30 mai 1985 Paru dans le N°92 à la page 46 ( mots)
Rédigé par : J.-j. JOURDAN

Nécessité de la mesure de la concentration en oxygène dissous dans les eaux de chaudière

Le risque de corrosion des équipements coûteux de production électrique par l’oxygène dissous a impliqué le besoin de procéder à une désaération mécanique et chimique, en continu, des eaux utilisées dans les chaudières.

Cela impose le contrôle, également en continu, de l’efficacité de ce procédé. L’instrument idéal pour ce contrôle doit être utilisable aussi bien pour la mesure continue à poste fixe que pour les mesures ponctuelles à différents points de mesure, et donc être parfaitement portatif.

Il doit être également capable d’effectuer des mesures précises de toute concentration d’oxygène dissous comprise entre 1 µg/l – 1 ppb – (valeur habituelle de l’eau désaérée) et 15 mg/l – 15 ppm – (valeur de l’eau froide à saturation à l’entrée de la chaudière).

De plus, le capteur doit supporter de longues périodes d’utilisation sans maintenance, avec un minimum de pré-conditionnement de l’échantillon.

Le système 2713 Orbisphère remplit toutes les conditions citées ci-dessus :

  • - il est facilement portable, mais utilisable en continu ; il est alimenté soit par une batterie rechargeable, soit par le secteur ; ses batteries assurent une autonomie de fonctionnement de 20 heures, et sont rechargées par un chargeur interne ;
  • - il permet la mesure de concentration dans la gamme de 1 µg/l à 20 mg/l, avec une précision supérieure à 1 % du signal et des fréquences normales de maintenance d’une opération (et moins) par mois.
[Photo : Fig. 1. – Le système 2713 Orbisphère. La cellule à circulation de l’eau à analyser est débranchée de la sonde (les trois pièces forment un ensemble).]

La mesure de traces d’oxygène dissous

Notre instrument de mesure utilise un capteur électrochimique, équipé d’une membrane pour la sensibilité à l’oxygène, et une unité électronique pour la mesure et l’affichage. Depuis plus de vingt ans, les capteurs standard de ce type sont utilisés dans diverses applications telles que médecine, fermentation, contrôle de pollution, océanographie. Ils ont acquis leur renommée car ils sont robustes, pratiques, et leur utilisation et leur maintenance posent peu de problèmes.

• _LISTE FOURNIE_
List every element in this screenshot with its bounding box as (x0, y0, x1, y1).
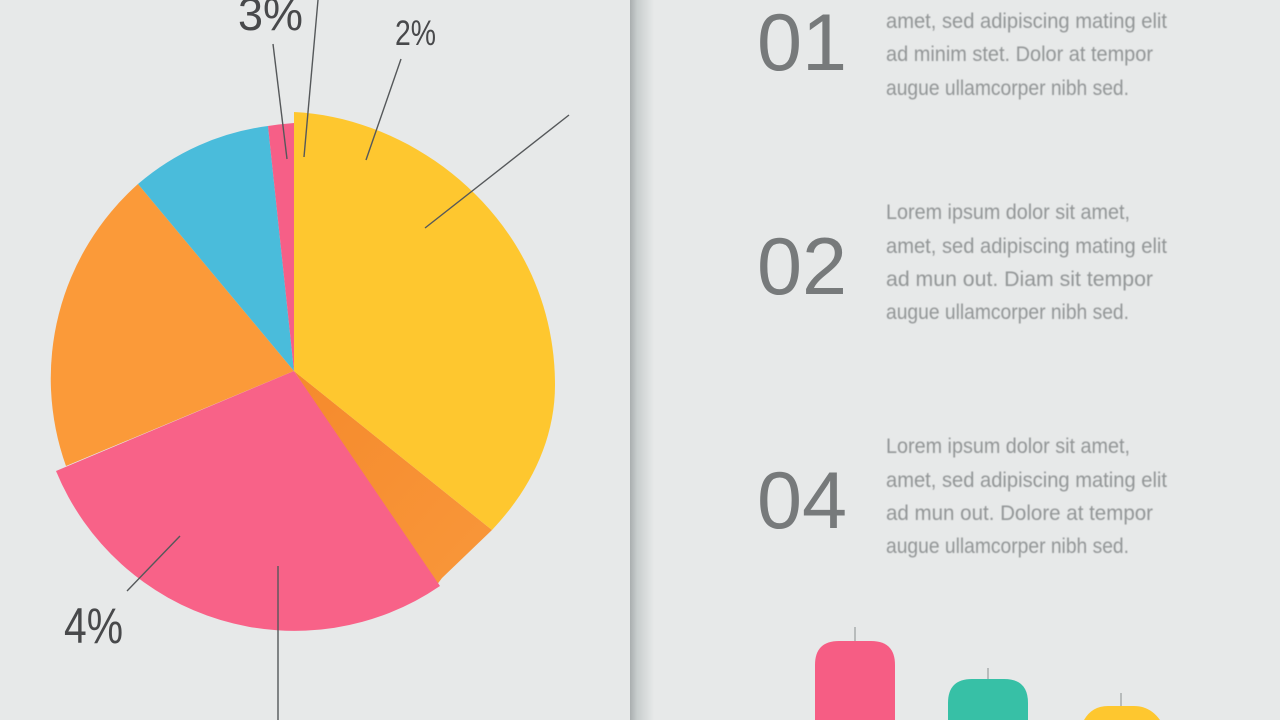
text block 04: augue ullamcorper nibh sed. (886, 535, 1129, 558)
bar: yellow (1084, 693, 1160, 720)
bar: teal (948, 668, 1028, 720)
text block 04: Lorem ipsum dolor sit amet, (886, 435, 1130, 458)
text block 01: amet, sed adipiscing mating elit (886, 10, 1167, 33)
slice: orange lower (294, 371, 492, 586)
text block 02: amet, sed adipiscing mating elit (886, 235, 1167, 258)
pie chart (51, 112, 555, 631)
slice: yellow (294, 112, 555, 530)
text block 01 (886, 10, 1167, 100)
panel divider fold (630, 0, 654, 720)
label: 4%: 4% (64, 598, 123, 654)
text block 02 (886, 201, 1167, 324)
bar chart (815, 627, 1160, 720)
number 01: 01 (757, 0, 847, 88)
text block 02: augue ullamcorper nibh sed. (886, 301, 1129, 324)
number 02: 02 (757, 222, 847, 312)
leader lines (127, 0, 569, 720)
slice: small pink (268, 123, 294, 371)
slice: orange left (51, 184, 294, 466)
number 04: 04 (757, 456, 847, 546)
bar: pink (815, 627, 895, 720)
slice: large pink (56, 371, 440, 631)
label: 2%: 2% (395, 14, 436, 53)
slice: blue (138, 126, 294, 371)
text block 01: augue ullamcorper nibh sed. (886, 77, 1129, 100)
text block 04 (886, 435, 1167, 558)
text block 04: ad mun out. Dolore at tempor (886, 502, 1153, 525)
text block 01: ad minim stet. Dolor at tempor (886, 43, 1153, 66)
text block 04: amet, sed adipiscing mating elit (886, 469, 1167, 492)
text block 02: Lorem ipsum dolor sit amet, (886, 201, 1130, 224)
text block 02: ad mun out. Diam sit tempor (886, 268, 1153, 291)
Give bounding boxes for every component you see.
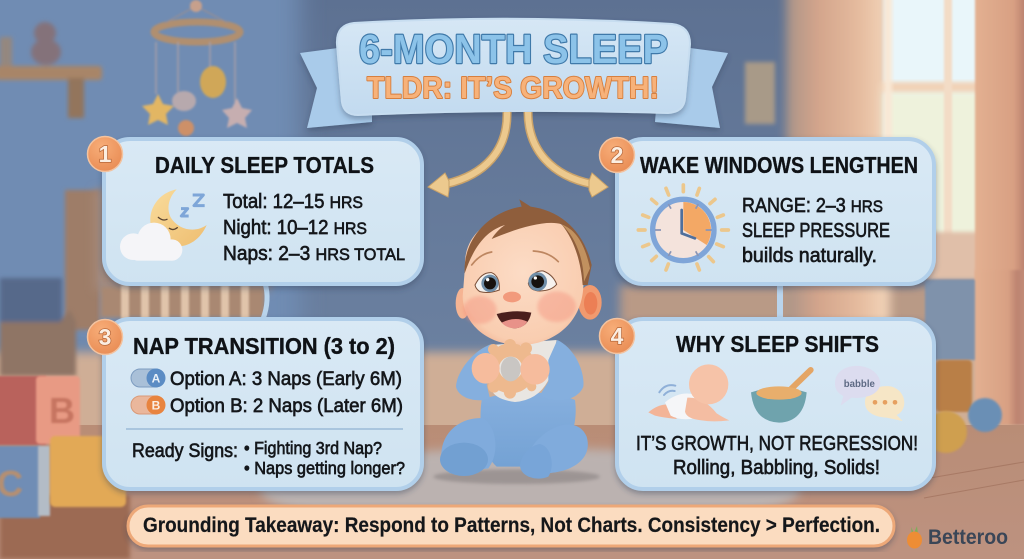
badge 3: 3 [99, 324, 111, 350]
left leg [441, 418, 495, 473]
right ear [578, 285, 602, 320]
baby shadow [433, 469, 600, 484]
logo wordmark: Betteroo [928, 526, 1008, 549]
left eye [475, 273, 499, 293]
badge 4: 4 [611, 323, 624, 349]
panel 2 sleep pressure line: SLEEP PRESSURE [742, 220, 890, 242]
toggle A: A [152, 372, 161, 386]
takeaway banner [128, 506, 894, 546]
panel 3: nap transition [104, 319, 422, 489]
baby illustration [433, 199, 602, 484]
right hand [520, 354, 550, 385]
left eyebrow [472, 252, 492, 265]
right arm [540, 340, 584, 400]
right eyebrow [533, 251, 558, 262]
badge 1 [88, 136, 122, 172]
left foot [440, 443, 488, 476]
teether [488, 339, 536, 399]
logo: Betteroo [907, 526, 1008, 549]
left ear [456, 288, 470, 319]
left hand [472, 353, 500, 384]
panel 4 heading: WHY SLEEP SHIFTS [676, 331, 879, 357]
nose [503, 292, 521, 302]
bib [492, 340, 557, 402]
right cheek [537, 291, 576, 322]
ready signs label: Ready Signs: [132, 441, 238, 462]
ready sign 1: • Fighting 3rd Nap? [244, 438, 382, 458]
icon: sleeping moon on cloud [120, 189, 207, 261]
shelf with teddy bear [0, 22, 102, 118]
growth statement: IT’S GROWTH, NOT REGRESSION! [636, 432, 918, 455]
right ribbon tail [655, 48, 728, 128]
panel 4: why sleep shifts [617, 319, 934, 489]
arrow to panel 2 [528, 112, 608, 197]
right eye [528, 271, 557, 291]
right foot [520, 444, 552, 479]
panel 1: daily sleep totals [104, 139, 422, 284]
panel 1 night line: Night: 10–12 HRS [223, 217, 367, 239]
option A text: Option A: 3 Naps (Early 6M) [170, 369, 402, 390]
badge 1: 1 [99, 141, 112, 167]
icon: babble speech bubbles: babble [844, 379, 876, 390]
panel 2: wake windows lengthen [617, 139, 934, 284]
badge 2: 2 [611, 142, 623, 168]
logo icon [907, 526, 922, 548]
hanging mobile [142, 0, 252, 136]
icon: crawling baby [648, 364, 729, 421]
icon: clock with sun rays [638, 185, 728, 270]
title line 1: 6-MONTH SLEEP [359, 26, 668, 72]
toy basket [0, 278, 76, 376]
panel 2 builds naturally line: builds naturally. [742, 245, 877, 267]
toy blocks [0, 376, 126, 518]
milestones line: Rolling, Babbling, Solids! [673, 457, 880, 479]
panel 1 total line: Total: 12–15 HRS [223, 191, 363, 213]
panel 2 heading: WAKE WINDOWS LENGTHEN [640, 152, 918, 178]
hair highlight [562, 224, 590, 282]
connector: panel 2 to panel 4 [777, 283, 783, 319]
torso [480, 392, 576, 467]
ready sign 2: • Naps getting longer? [244, 458, 405, 478]
panel 1 naps line: Naps: 2–3 HRS TOTAL [223, 243, 405, 265]
icon: bowl of food [751, 370, 811, 423]
left cheek [463, 296, 497, 324]
icon: babble speech bubbles [835, 366, 904, 421]
arrow to panel 1 [428, 112, 507, 197]
badge 3 [88, 320, 122, 354]
head [463, 213, 583, 345]
title line 2: TLDR: IT’S GROWTH! [367, 70, 659, 105]
panel 2 range line: RANGE: 2–3 HRS [742, 195, 883, 217]
toggle B: B [152, 398, 161, 412]
panel 3 heading: NAP TRANSITION (3 to 2) [133, 333, 395, 359]
left ribbon tail [300, 48, 372, 128]
mouth [497, 311, 531, 328]
toy balls and basket [925, 360, 1002, 453]
badge 2 [600, 138, 634, 172]
left arm [456, 344, 495, 400]
toy blocks: B [49, 390, 75, 431]
connector: panel 1 to panel 3 [263, 283, 267, 319]
title banner [337, 19, 690, 115]
option B text: Option B: 2 Naps (Later 6M) [170, 396, 403, 417]
badge 4 [600, 318, 634, 354]
hair [465, 199, 592, 285]
toggle A [131, 368, 166, 388]
takeaway text: Grounding Takeaway: Respond to Patterns, Not Charts. Consistency > Perfection. [143, 514, 880, 537]
right leg [530, 424, 588, 473]
panel 1 heading: DAILY SLEEP TOTALS [155, 152, 374, 178]
toggle B [131, 396, 166, 414]
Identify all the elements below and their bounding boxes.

• _LISTE DES TÂCHES_
1 – Extrayez du texte sur l'oxygène dissous le passage compris entre « La mesure de traces » et « peu de problèmes. », bornes incluses.
2 – Recopiez à l'identique les lignes de la liste situées entre celle qui contient « text block 04: augue » et celle qui contient « text block 01 (886, 10, 1167, 100) », ces deux lignes comprises.

• _RÉPONSES DANS L'ORDRE_
1 –
La mesure de traces d’oxygène dissous

Notre instrument de mesure utilise un capteur électrochimique, équipé d’une membrane pour la sensibilité à l’oxygène, et une unité électronique pour la mesure et l’affichage. Depuis plus de vingt ans, les capteurs standard de ce type sont utilisés dans diverses applications telles que médecine, fermentation, contrôle de pollution, océanographie. Ils ont acquis leur renommée car ils sont robustes, pratiques, et leur utilisation et leur maintenance posent peu de problèmes.

2 –
text block 04: augue ullamcorper nibh sed. (886, 535, 1129, 558)
bar: yellow (1084, 693, 1160, 720)
bar: teal (948, 668, 1028, 720)
text block 04: Lorem ipsum dolor sit amet, (886, 435, 1130, 458)
text block 01: amet, sed adipiscing mating elit (886, 10, 1167, 33)
slice: orange lower (294, 371, 492, 586)
text block 02: amet, sed adipiscing mating elit (886, 235, 1167, 258)
pie chart (51, 112, 555, 631)
slice: yellow (294, 112, 555, 530)
text block 01 (886, 10, 1167, 100)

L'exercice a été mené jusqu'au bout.